_Data entries_:
********
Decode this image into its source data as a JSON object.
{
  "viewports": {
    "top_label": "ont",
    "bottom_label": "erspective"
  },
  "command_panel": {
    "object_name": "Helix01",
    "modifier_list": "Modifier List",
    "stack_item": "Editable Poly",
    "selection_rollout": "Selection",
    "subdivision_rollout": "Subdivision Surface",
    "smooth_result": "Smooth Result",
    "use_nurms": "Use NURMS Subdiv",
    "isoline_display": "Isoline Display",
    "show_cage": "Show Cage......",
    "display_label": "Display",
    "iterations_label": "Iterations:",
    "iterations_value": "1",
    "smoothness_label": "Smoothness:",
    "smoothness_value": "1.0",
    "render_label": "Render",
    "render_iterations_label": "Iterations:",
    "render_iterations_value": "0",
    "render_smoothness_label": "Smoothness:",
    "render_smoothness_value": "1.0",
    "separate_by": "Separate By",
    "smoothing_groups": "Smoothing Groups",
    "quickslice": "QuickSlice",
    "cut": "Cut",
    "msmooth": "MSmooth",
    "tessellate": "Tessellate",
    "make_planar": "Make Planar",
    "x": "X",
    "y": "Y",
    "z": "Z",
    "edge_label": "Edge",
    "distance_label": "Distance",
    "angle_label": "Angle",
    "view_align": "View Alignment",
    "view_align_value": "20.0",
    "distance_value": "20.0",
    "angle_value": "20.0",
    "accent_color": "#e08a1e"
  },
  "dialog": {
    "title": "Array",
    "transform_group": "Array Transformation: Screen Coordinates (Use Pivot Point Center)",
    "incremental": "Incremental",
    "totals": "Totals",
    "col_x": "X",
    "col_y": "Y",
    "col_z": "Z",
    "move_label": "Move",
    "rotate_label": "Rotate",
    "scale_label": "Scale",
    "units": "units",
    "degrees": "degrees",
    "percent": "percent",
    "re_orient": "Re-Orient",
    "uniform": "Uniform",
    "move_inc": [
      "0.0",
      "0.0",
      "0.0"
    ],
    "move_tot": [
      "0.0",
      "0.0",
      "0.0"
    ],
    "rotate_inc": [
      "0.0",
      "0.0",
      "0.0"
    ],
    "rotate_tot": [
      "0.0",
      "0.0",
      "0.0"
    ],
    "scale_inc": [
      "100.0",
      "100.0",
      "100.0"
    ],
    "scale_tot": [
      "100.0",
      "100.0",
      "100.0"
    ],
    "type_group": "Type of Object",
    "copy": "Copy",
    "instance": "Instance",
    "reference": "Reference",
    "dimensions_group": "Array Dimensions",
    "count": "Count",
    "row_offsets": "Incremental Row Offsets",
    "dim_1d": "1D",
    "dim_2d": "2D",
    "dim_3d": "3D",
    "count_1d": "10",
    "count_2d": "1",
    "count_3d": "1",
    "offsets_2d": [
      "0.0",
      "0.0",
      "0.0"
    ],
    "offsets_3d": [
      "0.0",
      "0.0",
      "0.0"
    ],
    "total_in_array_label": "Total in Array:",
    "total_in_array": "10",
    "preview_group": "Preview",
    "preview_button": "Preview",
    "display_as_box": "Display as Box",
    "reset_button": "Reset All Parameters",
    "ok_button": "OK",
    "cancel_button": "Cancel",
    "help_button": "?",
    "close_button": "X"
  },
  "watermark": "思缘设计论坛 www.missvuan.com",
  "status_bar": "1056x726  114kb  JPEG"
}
********
_Problem details_: Every entry must be output again, exactly as written above.

_Solved problem_:
Decode this image into its source data as a JSON object.
{
  "viewports": {
    "top_label": "ont",
    "bottom_label": "erspective"
  },
  "command_panel": {
    "object_name": "Helix01",
    "modifier_list": "Modifier List",
    "stack_item": "Editable Poly",
    "selection_rollout": "Selection",
    "subdivision_rollout": "Subdivision Surface",
    "smooth_result": "Smooth Result",
    "use_nurms": "Use NURMS Subdiv",
    "isoline_display": "Isoline Display",
    "show_cage": "Show Cage......",
    "display_label": "Display",
    "iterations_label": "Iterations:",
    "iterations_value": "1",
    "smoothness_label": "Smoothness:",
    "smoothness_value": "1.0",
    "render_label": "Render",
    "render_iterations_label": "Iterations:",
    "render_iterations_value": "0",
    "render_smoothness_label": "Smoothness:",
    "render_smoothness_value": "1.0",
    "separate_by": "Separate By",
    "smoothing_groups": "Smoothing Groups",
    "quickslice": "QuickSlice",
    "cut": "Cut",
    "msmooth": "MSmooth",
    "tessellate": "Tessellate",
    "make_planar": "Make Planar",
    "x": "X",
    "y": "Y",
    "z": "Z",
    "edge_label": "Edge",
    "distance_label": "Distance",
    "angle_label": "Angle",
    "view_align": "View Alignment",
    "view_align_value": "20.0",
    "distance_value": "20.0",
    "angle_value": "20.0",
    "accent_color": "#e08a1e"
  },
  "dialog": {
    "title": "Array",
    "transform_group": "Array Transformation: Screen Coordinates (Use Pivot Point Center)",
    "incremental": "Incremental",
    "totals": "Totals",
    "col_x": "X",
    "col_y": "Y",
    "col_z": "Z",
    "move_label": "Move",
    "rotate_label": "Rotate",
    "scale_label": "Scale",
    "units": "units",
    "degrees": "degrees",
    "percent": "percent",
    "re_orient": "Re-Orient",
    "uniform": "Uniform",
    "move_inc": [
      "0.0",
      "0.0",
      "0.0"
    ],
    "move_tot": [
      "0.0",
      "0.0",
      "0.0"
    ],
    "rotate_inc": [
      "0.0",
      "0.0",
      "0.0"
    ],
    "rotate_tot": [
      "0.0",
      "0.0",
      "0.0"
    ],
    "scale_inc": [
      "100.0",
      "100.0",
      "100.0"
    ],
    "scale_tot": [
      "100.0",
      "100.0",
      "100.0"
    ],
    "type_group": "Type of Object",
    "copy": "Copy",
    "instance": "Instance",
    "reference": "Reference",
    "dimensions_group": "Array Dimensions",
    "count": "Count",
    "row_offsets": "Incremental Row Offsets",
    "dim_1d": "1D",
    "dim_2d": "2D",
    "dim_3d": "3D",
    "count_1d": "10",
    "count_2d": "1",
    "count_3d": "1",
    "offsets_2d": [
      "0.0",
      "0.0",
      "0.0"
    ],
    "offsets_3d": [
      "0.0",
      "0.0",
      "0.0"
    ],
    "total_in_array_label": "Total in Array:",
    "total_in_array": "10",
    "preview_group": "Preview",
    "preview_button": "Preview",
    "display_as_box": "Display as Box",
    "reset_button": "Reset All Parameters",
    "ok_button": "OK",
    "cancel_button": "Cancel",
    "help_button": "?",
    "close_button": "X"
  },
  "watermark": "思缘设计论坛 www.missvuan.com",
  "status_bar": "1056x726  114kb  JPEG"
}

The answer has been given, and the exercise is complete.